*Challenge*
Below is a set of records. Repeat all of them exactly.

--- start of Available data ---

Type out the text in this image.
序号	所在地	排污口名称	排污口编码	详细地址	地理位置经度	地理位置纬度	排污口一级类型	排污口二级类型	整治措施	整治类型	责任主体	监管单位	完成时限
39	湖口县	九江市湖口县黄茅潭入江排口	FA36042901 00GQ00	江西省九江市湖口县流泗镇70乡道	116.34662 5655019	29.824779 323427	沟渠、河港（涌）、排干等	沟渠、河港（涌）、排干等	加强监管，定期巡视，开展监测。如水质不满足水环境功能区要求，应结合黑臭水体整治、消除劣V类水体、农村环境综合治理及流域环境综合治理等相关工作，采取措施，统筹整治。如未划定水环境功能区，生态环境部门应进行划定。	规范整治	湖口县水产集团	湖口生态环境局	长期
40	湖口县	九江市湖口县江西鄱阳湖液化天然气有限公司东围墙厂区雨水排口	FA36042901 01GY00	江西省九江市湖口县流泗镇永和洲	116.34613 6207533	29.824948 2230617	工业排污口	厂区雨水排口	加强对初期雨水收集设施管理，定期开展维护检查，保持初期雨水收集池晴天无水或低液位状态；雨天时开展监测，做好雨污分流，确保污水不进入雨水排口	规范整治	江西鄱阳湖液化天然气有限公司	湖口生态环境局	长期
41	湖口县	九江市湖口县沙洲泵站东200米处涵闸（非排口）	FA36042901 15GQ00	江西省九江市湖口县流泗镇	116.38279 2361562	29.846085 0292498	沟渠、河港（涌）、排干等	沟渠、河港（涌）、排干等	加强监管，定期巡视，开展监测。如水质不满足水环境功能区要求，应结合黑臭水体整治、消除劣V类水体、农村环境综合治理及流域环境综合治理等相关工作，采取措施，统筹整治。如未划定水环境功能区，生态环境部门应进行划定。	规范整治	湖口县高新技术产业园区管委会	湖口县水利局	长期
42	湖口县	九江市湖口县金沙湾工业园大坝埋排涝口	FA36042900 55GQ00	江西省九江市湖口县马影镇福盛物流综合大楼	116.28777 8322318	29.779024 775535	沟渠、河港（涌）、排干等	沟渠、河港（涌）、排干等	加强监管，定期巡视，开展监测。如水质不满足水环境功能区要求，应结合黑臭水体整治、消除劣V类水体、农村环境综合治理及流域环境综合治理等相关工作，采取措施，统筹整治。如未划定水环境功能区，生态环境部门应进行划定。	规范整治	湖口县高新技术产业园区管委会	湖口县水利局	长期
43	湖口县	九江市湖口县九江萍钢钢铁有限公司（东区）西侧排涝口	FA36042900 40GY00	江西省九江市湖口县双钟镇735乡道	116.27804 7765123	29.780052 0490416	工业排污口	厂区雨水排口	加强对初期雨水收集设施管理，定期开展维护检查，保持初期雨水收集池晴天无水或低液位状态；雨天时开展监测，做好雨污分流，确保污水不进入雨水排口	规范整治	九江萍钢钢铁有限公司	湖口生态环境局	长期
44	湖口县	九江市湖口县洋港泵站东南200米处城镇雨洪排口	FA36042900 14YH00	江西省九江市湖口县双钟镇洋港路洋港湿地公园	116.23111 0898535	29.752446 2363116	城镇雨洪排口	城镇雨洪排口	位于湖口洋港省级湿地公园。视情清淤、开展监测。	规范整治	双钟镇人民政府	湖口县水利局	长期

--- end of Available data ---

*Final result*
Type out the text in this image.
序号	所在地	排污口名称	排污口编码	详细地址	地理位置经度	地理位置纬度	排污口一级类型	排污口二级类型	整治措施	整治类型	责任主体	监管单位	完成时限
39	湖口县	九江市湖口县黄茅潭入江排口	FA36042901 00GQ00	江西省九江市湖口县流泗镇70乡道	116.34662 5655019	29.824779 323427	沟渠、河港（涌）、排干等	沟渠、河港（涌）、排干等	加强监管，定期巡视，开展监测。如水质不满足水环境功能区要求，应结合黑臭水体整治、消除劣V类水体、农村环境综合治理及流域环境综合治理等相关工作，采取措施，统筹整治。如未划定水环境功能区，生态环境部门应进行划定。	规范整治	湖口县水产集团	湖口生态环境局	长期
40	湖口县	九江市湖口县江西鄱阳湖液化天然气有限公司东围墙厂区雨水排口	FA36042901 01GY00	江西省九江市湖口县流泗镇永和洲	116.34613 6207533	29.824948 2230617	工业排污口	厂区雨水排口	加强对初期雨水收集设施管理，定期开展维护检查，保持初期雨水收集池晴天无水或低液位状态；雨天时开展监测，做好雨污分流，确保污水不进入雨水排口	规范整治	江西鄱阳湖液化天然气有限公司	湖口生态环境局	长期
41	湖口县	九江市湖口县沙洲泵站东200米处涵闸（非排口）	FA36042901 15GQ00	江西省九江市湖口县流泗镇	116.38279 2361562	29.846085 0292498	沟渠、河港（涌）、排干等	沟渠、河港（涌）、排干等	加强监管，定期巡视，开展监测。如水质不满足水环境功能区要求，应结合黑臭水体整治、消除劣V类水体、农村环境综合治理及流域环境综合治理等相关工作，采取措施，统筹整治。如未划定水环境功能区，生态环境部门应进行划定。	规范整治	湖口县高新技术产业园区管委会	湖口县水利局	长期
42	湖口县	九江市湖口县金沙湾工业园大坝埋排涝口	FA36042900 55GQ00	江西省九江市湖口县马影镇福盛物流综合大楼	116.28777 8322318	29.779024 775535	沟渠、河港（涌）、排干等	沟渠、河港（涌）、排干等	加强监管，定期巡视，开展监测。如水质不满足水环境功能区要求，应结合黑臭水体整治、消除劣V类水体、农村环境综合治理及流域环境综合治理等相关工作，采取措施，统筹整治。如未划定水环境功能区，生态环境部门应进行划定。	规范整治	湖口县高新技术产业园区管委会	湖口县水利局	长期
43	湖口县	九江市湖口县九江萍钢钢铁有限公司（东区）西侧排涝口	FA36042900 40GY00	江西省九江市湖口县双钟镇735乡道	116.27804 7765123	29.780052 0490416	工业排污口	厂区雨水排口	加强对初期雨水收集设施管理，定期开展维护检查，保持初期雨水收集池晴天无水或低液位状态；雨天时开展监测，做好雨污分流，确保污水不进入雨水排口	规范整治	九江萍钢钢铁有限公司	湖口生态环境局	长期
44	湖口县	九江市湖口县洋港泵站东南200米处城镇雨洪排口	FA36042900 14YH00	江西省九江市湖口县双钟镇洋港路洋港湿地公园	116.23111 0898535	29.752446 2363116	城镇雨洪排口	城镇雨洪排口	位于湖口洋港省级湿地公园。视情清淤、开展监测。	规范整治	双钟镇人民政府	湖口县水利局	长期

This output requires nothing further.